[TEXT EXCERPT]:

* * *

On the subject of the cash in envelopes thing, that reminded me how my mum did her budgetting, very similar. She had an orange tin, it was about the size and shape of a brick, with six compartments in it. It locked tooEach compartment was for either coal, electric, water, groceries etc and every week she'd divide up the housekeeping money into each compartment.
Gracie_1827, I also remember when the mortgage interest rate shot up to 15%. We'd just bought our first house, plus they introduced council tax and it doubled overnight. I don't remember how we got through that time, but we definitely struggled for a couple of years. We were lucky though because we didn't have a big mortgage really.
Definitely right on the shops. My nearest 'supermarket' is a Co-op and TBH it's rubbish. The fruit and veg section is very poor, the quality is awful and there's never much choice. And it is very expensive. I find myself in there once or twice a week and end up spending about £15-20 each time, but come away with just random stuff. We have a local village shop but again, very expensive and the only f & v are golden delicious apples, a few manky tomatoes and iceberg lettuces.

* * *

[PROBLEM SET]:
**1.** Transcribe the stretch of the household budgeting text from "On the subject" through "into each compartment.".
**2.** According to the household budgeting text, how many compartments did the orange tin have?

[INFORMATION PROVIDED]:
* * *

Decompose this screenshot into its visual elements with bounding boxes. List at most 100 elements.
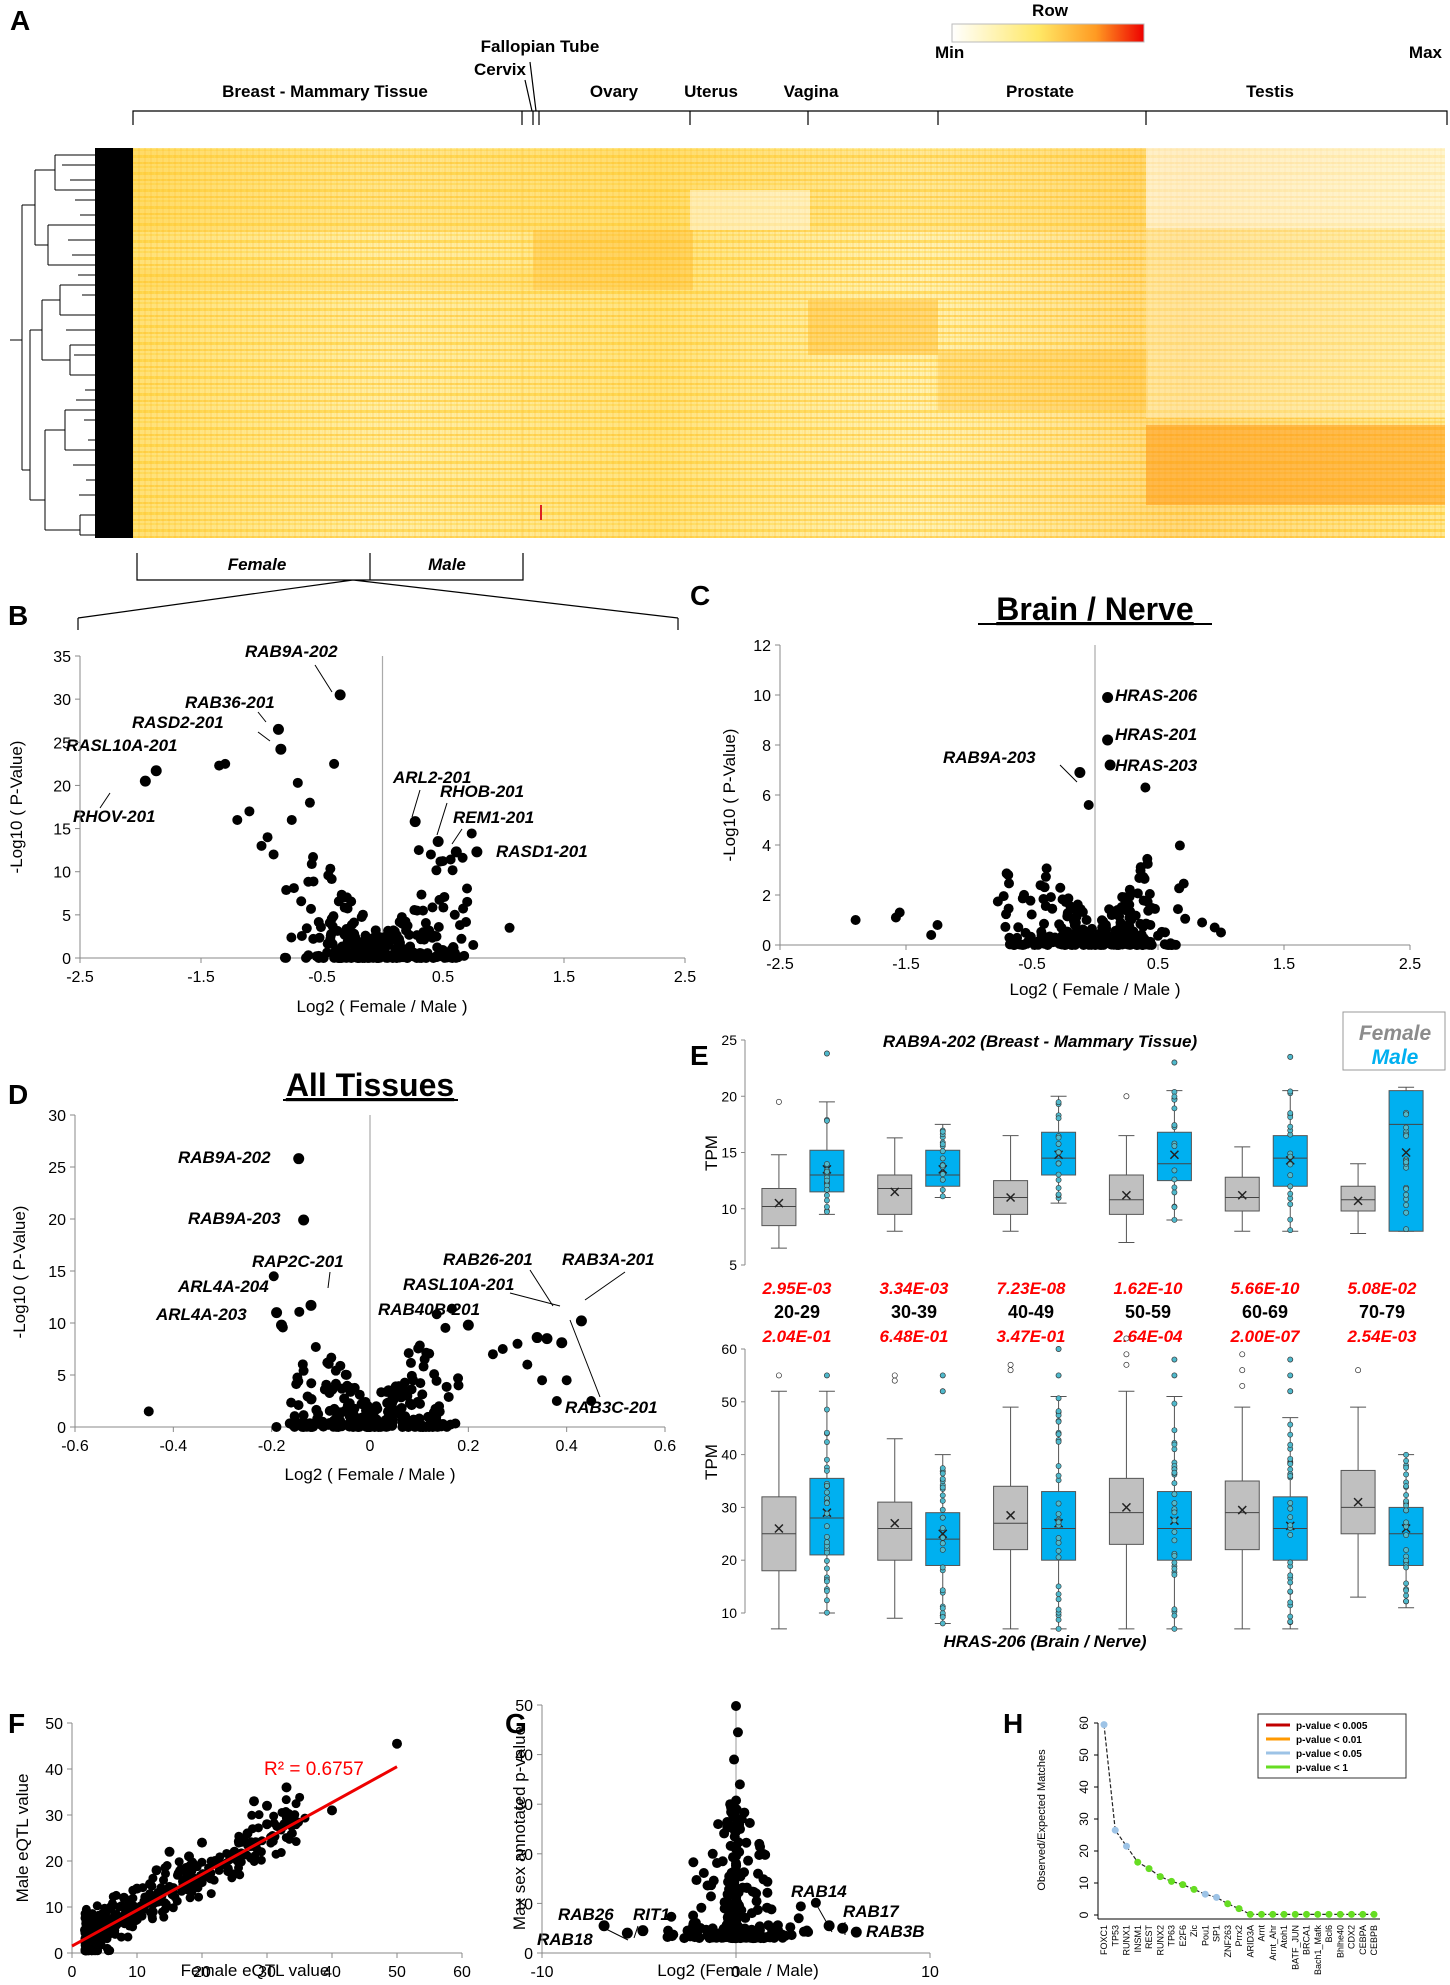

* * *

[SOLUTIONS FOR EACH TASK]:
**1.**
On the subject of the cash in envelopes thing, that reminded me how my mum did her budgetting, very similar. She had an orange tin, it was about the size and shape of a brick, with six compartments in it. It locked tooEach compartment was for either coal, electric, water, groceries etc and every week she'd divide up the housekeeping money into each compartment.

**2.** Six.